[begin Listing]

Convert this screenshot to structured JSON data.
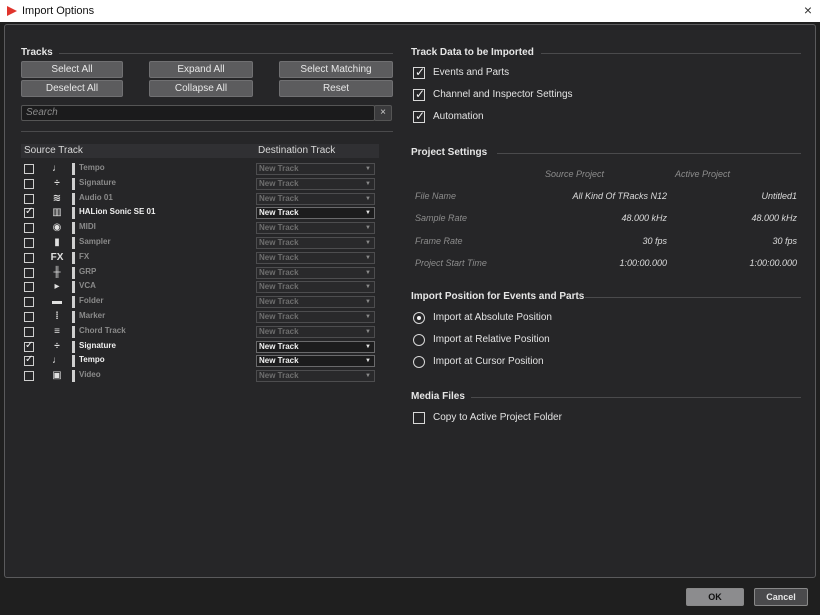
{
  "window": {
    "title": "Import Options",
    "close": "×"
  },
  "tracks": {
    "title": "Tracks",
    "buttons": {
      "select_all": "Select All",
      "expand_all": "Expand All",
      "select_matching": "Select Matching",
      "deselect_all": "Deselect All",
      "collapse_all": "Collapse All",
      "reset": "Reset"
    },
    "search_placeholder": "Search",
    "search_clear": "×",
    "columns": {
      "source": "Source Track",
      "destination": "Destination Track"
    },
    "rows": [
      {
        "checked": false,
        "icon": "♩",
        "name": "Tempo",
        "dest": "New Track",
        "active": false
      },
      {
        "checked": false,
        "icon": "÷",
        "name": "Signature",
        "dest": "New Track",
        "active": false
      },
      {
        "checked": false,
        "icon": "≋",
        "name": "Audio 01",
        "dest": "New Track",
        "active": false
      },
      {
        "checked": true,
        "icon": "▥",
        "name": "HALion Sonic SE 01",
        "dest": "New Track",
        "active": true
      },
      {
        "checked": false,
        "icon": "◉",
        "name": "MIDI",
        "dest": "New Track",
        "active": false
      },
      {
        "checked": false,
        "icon": "▮",
        "name": "Sampler",
        "dest": "New Track",
        "active": false
      },
      {
        "checked": false,
        "icon": "FX",
        "name": "FX",
        "dest": "New Track",
        "active": false
      },
      {
        "checked": false,
        "icon": "╫",
        "name": "GRP",
        "dest": "New Track",
        "active": false
      },
      {
        "checked": false,
        "icon": "▸",
        "name": "VCA",
        "dest": "New Track",
        "active": false
      },
      {
        "checked": false,
        "icon": "▬",
        "name": "Folder",
        "dest": "New Track",
        "active": false
      },
      {
        "checked": false,
        "icon": "⁞",
        "name": "Marker",
        "dest": "New Track",
        "active": false
      },
      {
        "checked": false,
        "icon": "≡",
        "name": "Chord Track",
        "dest": "New Track",
        "active": false
      },
      {
        "checked": true,
        "icon": "÷",
        "name": "Signature",
        "dest": "New Track",
        "active": true
      },
      {
        "checked": true,
        "icon": "♩",
        "name": "Tempo",
        "dest": "New Track",
        "active": true
      },
      {
        "checked": false,
        "icon": "▣",
        "name": "Video",
        "dest": "New Track",
        "active": false
      }
    ]
  },
  "track_data": {
    "title": "Track Data to be Imported",
    "options": [
      {
        "label": "Events and Parts",
        "checked": true
      },
      {
        "label": "Channel and Inspector Settings",
        "checked": true
      },
      {
        "label": "Automation",
        "checked": true
      }
    ]
  },
  "project_settings": {
    "title": "Project Settings",
    "source_header": "Source Project",
    "active_header": "Active Project",
    "rows": [
      {
        "label": "File Name",
        "source": "All Kind Of TRacks N12",
        "active": "Untitled1"
      },
      {
        "label": "Sample Rate",
        "source": "48.000 kHz",
        "active": "48.000 kHz"
      },
      {
        "label": "Frame Rate",
        "source": "30 fps",
        "active": "30 fps"
      },
      {
        "label": "Project Start Time",
        "source": "1:00:00.000",
        "active": "1:00:00.000"
      }
    ]
  },
  "import_position": {
    "title": "Import Position for Events and Parts",
    "options": [
      {
        "label": "Import at Absolute Position",
        "selected": true
      },
      {
        "label": "Import at Relative Position",
        "selected": false
      },
      {
        "label": "Import at Cursor Position",
        "selected": false
      }
    ]
  },
  "media_files": {
    "title": "Media Files",
    "copy_label": "Copy to Active Project Folder",
    "copy_checked": false
  },
  "footer": {
    "ok": "OK",
    "cancel": "Cancel"
  },
  "colors": {
    "accent_red": "#e0342c",
    "ok_bg": "#8c8c8e",
    "cancel_bg": "#4a4a4c"
  }
}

[end Listing]

*Exercise directions*.
Quote every record above exactly, leaving out any pictures.

*Worked answer*.
Convert this screenshot to structured JSON data.
{
  "window": {
    "title": "Import Options",
    "close": "×"
  },
  "tracks": {
    "title": "Tracks",
    "buttons": {
      "select_all": "Select All",
      "expand_all": "Expand All",
      "select_matching": "Select Matching",
      "deselect_all": "Deselect All",
      "collapse_all": "Collapse All",
      "reset": "Reset"
    },
    "search_placeholder": "Search",
    "search_clear": "×",
    "columns": {
      "source": "Source Track",
      "destination": "Destination Track"
    },
    "rows": [
      {
        "checked": false,
        "icon": "♩",
        "name": "Tempo",
        "dest": "New Track",
        "active": false
      },
      {
        "checked": false,
        "icon": "÷",
        "name": "Signature",
        "dest": "New Track",
        "active": false
      },
      {
        "checked": false,
        "icon": "≋",
        "name": "Audio 01",
        "dest": "New Track",
        "active": false
      },
      {
        "checked": true,
        "icon": "▥",
        "name": "HALion Sonic SE 01",
        "dest": "New Track",
        "active": true
      },
      {
        "checked": false,
        "icon": "◉",
        "name": "MIDI",
        "dest": "New Track",
        "active": false
      },
      {
        "checked": false,
        "icon": "▮",
        "name": "Sampler",
        "dest": "New Track",
        "active": false
      },
      {
        "checked": false,
        "icon": "FX",
        "name": "FX",
        "dest": "New Track",
        "active": false
      },
      {
        "checked": false,
        "icon": "╫",
        "name": "GRP",
        "dest": "New Track",
        "active": false
      },
      {
        "checked": false,
        "icon": "▸",
        "name": "VCA",
        "dest": "New Track",
        "active": false
      },
      {
        "checked": false,
        "icon": "▬",
        "name": "Folder",
        "dest": "New Track",
        "active": false
      },
      {
        "checked": false,
        "icon": "⁞",
        "name": "Marker",
        "dest": "New Track",
        "active": false
      },
      {
        "checked": false,
        "icon": "≡",
        "name": "Chord Track",
        "dest": "New Track",
        "active": false
      },
      {
        "checked": true,
        "icon": "÷",
        "name": "Signature",
        "dest": "New Track",
        "active": true
      },
      {
        "checked": true,
        "icon": "♩",
        "name": "Tempo",
        "dest": "New Track",
        "active": true
      },
      {
        "checked": false,
        "icon": "▣",
        "name": "Video",
        "dest": "New Track",
        "active": false
      }
    ]
  },
  "track_data": {
    "title": "Track Data to be Imported",
    "options": [
      {
        "label": "Events and Parts",
        "checked": true
      },
      {
        "label": "Channel and Inspector Settings",
        "checked": true
      },
      {
        "label": "Automation",
        "checked": true
      }
    ]
  },
  "project_settings": {
    "title": "Project Settings",
    "source_header": "Source Project",
    "active_header": "Active Project",
    "rows": [
      {
        "label": "File Name",
        "source": "All Kind Of TRacks N12",
        "active": "Untitled1"
      },
      {
        "label": "Sample Rate",
        "source": "48.000 kHz",
        "active": "48.000 kHz"
      },
      {
        "label": "Frame Rate",
        "source": "30 fps",
        "active": "30 fps"
      },
      {
        "label": "Project Start Time",
        "source": "1:00:00.000",
        "active": "1:00:00.000"
      }
    ]
  },
  "import_position": {
    "title": "Import Position for Events and Parts",
    "options": [
      {
        "label": "Import at Absolute Position",
        "selected": true
      },
      {
        "label": "Import at Relative Position",
        "selected": false
      },
      {
        "label": "Import at Cursor Position",
        "selected": false
      }
    ]
  },
  "media_files": {
    "title": "Media Files",
    "copy_label": "Copy to Active Project Folder",
    "copy_checked": false
  },
  "footer": {
    "ok": "OK",
    "cancel": "Cancel"
  },
  "colors": {
    "accent_red": "#e0342c",
    "ok_bg": "#8c8c8e",
    "cancel_bg": "#4a4a4c"
  }
}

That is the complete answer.